[Start ENTRIES SHOWN]

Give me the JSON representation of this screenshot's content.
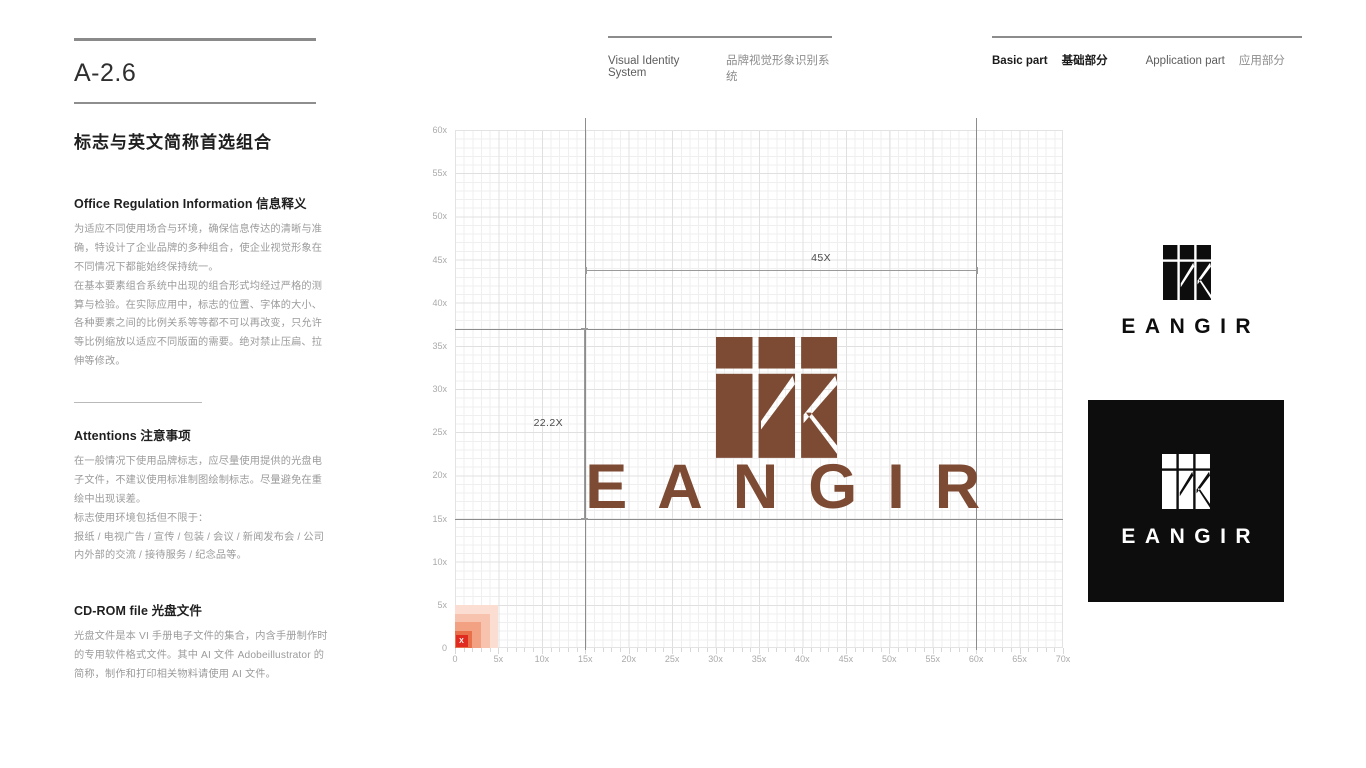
{
  "page": {
    "code": "A-2.6",
    "subtitle": "标志与英文简称首选组合"
  },
  "header": {
    "vis_en": "Visual Identity System",
    "vis_cn": "品牌视觉形象识别系统",
    "basic_en": "Basic part",
    "basic_cn": "基础部分",
    "app_en": "Application part",
    "app_cn": "应用部分"
  },
  "sections": {
    "office": {
      "title": "Office Regulation Information 信息释义",
      "p1": "为适应不同使用场合与环境，确保信息传达的清晰与准确，特设计了企业品牌的多种组合，使企业视觉形象在不同情况下都能始终保持统一。",
      "p2": "在基本要素组合系统中出现的组合形式均经过严格的测算与检验。在实际应用中，标志的位置、字体的大小、各种要素之间的比例关系等等都不可以再改变，只允许等比例缩放以适应不同版面的需要。绝对禁止压扁、拉伸等修改。"
    },
    "attentions": {
      "title": "Attentions 注意事项",
      "p1": "在一般情况下使用品牌标志，应尽量使用提供的光盘电子文件，不建议使用标准制图绘制标志。尽量避免在重绘中出现误差。",
      "p2": "标志使用环境包括但不限于：",
      "p3": "报纸 / 电视广告 / 宣传 / 包装 / 会议 / 新闻发布会 / 公司内外部的交流 / 接待服务 / 纪念品等。"
    },
    "cdrom": {
      "title": "CD-ROM file 光盘文件",
      "p1": "光盘文件是本 VI 手册电子文件的集合，内含手册制作时的专用软件格式文件。其中 AI 文件 Adobeillustrator 的简称，制作和打印相关物料请使用 AI 文件。"
    }
  },
  "chart_data": {
    "type": "scatter",
    "title": "",
    "xlabel": "",
    "ylabel": "",
    "xlim": [
      0,
      70
    ],
    "ylim": [
      0,
      60
    ],
    "grid": true,
    "minor_step": 1,
    "major_step": 5,
    "x_ticks": [
      "0",
      "5x",
      "10x",
      "15x",
      "20x",
      "25x",
      "30x",
      "35x",
      "40x",
      "45x",
      "50x",
      "55x",
      "60x",
      "65x",
      "70x"
    ],
    "x_tick_values": [
      0,
      5,
      10,
      15,
      20,
      25,
      30,
      35,
      40,
      45,
      50,
      55,
      60,
      65,
      70
    ],
    "y_ticks": [
      "0",
      "5x",
      "10x",
      "15x",
      "20x",
      "25x",
      "30x",
      "35x",
      "40x",
      "45x",
      "50x",
      "55x",
      "60x"
    ],
    "y_tick_values": [
      0,
      5,
      10,
      15,
      20,
      25,
      30,
      35,
      40,
      45,
      50,
      55,
      60
    ],
    "guides": {
      "horizontal": [
        15,
        37
      ],
      "vertical": [
        15,
        60
      ]
    },
    "annotations": [
      {
        "label": "45X",
        "axis": "horizontal",
        "from": 15,
        "to": 60,
        "at": 42.5
      },
      {
        "label": "22.2X",
        "axis": "vertical",
        "from": 15,
        "to": 37,
        "at": 12.5
      }
    ],
    "unit_marker": {
      "label": "X",
      "x": 0,
      "y": 0,
      "size": 5
    },
    "logo_bbox": {
      "x0": 30,
      "x1": 44,
      "y0": 22,
      "y1": 36
    },
    "wordmark_bbox": {
      "x0": 15,
      "x1": 60,
      "y0": 15,
      "y1": 22
    }
  },
  "logo": {
    "wordmark": "EANGIR",
    "brand_brown": "#7d4a33",
    "brand_black": "#0d0d0d",
    "brand_white": "#ffffff"
  },
  "samples": {
    "light_label": "EANGIR",
    "dark_label": "EANGIR"
  },
  "colors": {
    "accent_brown": "#7d4a33",
    "grid_minor": "#efefef",
    "grid_major": "#e0e0e0",
    "guide": "#8c8c8c",
    "marker_red": "#e02b20"
  }
}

[End ENTRIES SHOWN]

*STATED EXERCISE*. Output the lines above in full and exactly as given, omitting any pictures.

*EXPECTED ANSWER*.
Give me the JSON representation of this screenshot's content.
{
  "page": {
    "code": "A-2.6",
    "subtitle": "标志与英文简称首选组合"
  },
  "header": {
    "vis_en": "Visual Identity System",
    "vis_cn": "品牌视觉形象识别系统",
    "basic_en": "Basic part",
    "basic_cn": "基础部分",
    "app_en": "Application part",
    "app_cn": "应用部分"
  },
  "sections": {
    "office": {
      "title": "Office Regulation Information 信息释义",
      "p1": "为适应不同使用场合与环境，确保信息传达的清晰与准确，特设计了企业品牌的多种组合，使企业视觉形象在不同情况下都能始终保持统一。",
      "p2": "在基本要素组合系统中出现的组合形式均经过严格的测算与检验。在实际应用中，标志的位置、字体的大小、各种要素之间的比例关系等等都不可以再改变，只允许等比例缩放以适应不同版面的需要。绝对禁止压扁、拉伸等修改。"
    },
    "attentions": {
      "title": "Attentions 注意事项",
      "p1": "在一般情况下使用品牌标志，应尽量使用提供的光盘电子文件，不建议使用标准制图绘制标志。尽量避免在重绘中出现误差。",
      "p2": "标志使用环境包括但不限于：",
      "p3": "报纸 / 电视广告 / 宣传 / 包装 / 会议 / 新闻发布会 / 公司内外部的交流 / 接待服务 / 纪念品等。"
    },
    "cdrom": {
      "title": "CD-ROM file 光盘文件",
      "p1": "光盘文件是本 VI 手册电子文件的集合，内含手册制作时的专用软件格式文件。其中 AI 文件 Adobeillustrator 的简称，制作和打印相关物料请使用 AI 文件。"
    }
  },
  "chart_data": {
    "type": "scatter",
    "title": "",
    "xlabel": "",
    "ylabel": "",
    "xlim": [
      0,
      70
    ],
    "ylim": [
      0,
      60
    ],
    "grid": true,
    "minor_step": 1,
    "major_step": 5,
    "x_ticks": [
      "0",
      "5x",
      "10x",
      "15x",
      "20x",
      "25x",
      "30x",
      "35x",
      "40x",
      "45x",
      "50x",
      "55x",
      "60x",
      "65x",
      "70x"
    ],
    "x_tick_values": [
      0,
      5,
      10,
      15,
      20,
      25,
      30,
      35,
      40,
      45,
      50,
      55,
      60,
      65,
      70
    ],
    "y_ticks": [
      "0",
      "5x",
      "10x",
      "15x",
      "20x",
      "25x",
      "30x",
      "35x",
      "40x",
      "45x",
      "50x",
      "55x",
      "60x"
    ],
    "y_tick_values": [
      0,
      5,
      10,
      15,
      20,
      25,
      30,
      35,
      40,
      45,
      50,
      55,
      60
    ],
    "guides": {
      "horizontal": [
        15,
        37
      ],
      "vertical": [
        15,
        60
      ]
    },
    "annotations": [
      {
        "label": "45X",
        "axis": "horizontal",
        "from": 15,
        "to": 60,
        "at": 42.5
      },
      {
        "label": "22.2X",
        "axis": "vertical",
        "from": 15,
        "to": 37,
        "at": 12.5
      }
    ],
    "unit_marker": {
      "label": "X",
      "x": 0,
      "y": 0,
      "size": 5
    },
    "logo_bbox": {
      "x0": 30,
      "x1": 44,
      "y0": 22,
      "y1": 36
    },
    "wordmark_bbox": {
      "x0": 15,
      "x1": 60,
      "y0": 15,
      "y1": 22
    }
  },
  "logo": {
    "wordmark": "EANGIR",
    "brand_brown": "#7d4a33",
    "brand_black": "#0d0d0d",
    "brand_white": "#ffffff"
  },
  "samples": {
    "light_label": "EANGIR",
    "dark_label": "EANGIR"
  },
  "colors": {
    "accent_brown": "#7d4a33",
    "grid_minor": "#efefef",
    "grid_major": "#e0e0e0",
    "guide": "#8c8c8c",
    "marker_red": "#e02b20"
  }
}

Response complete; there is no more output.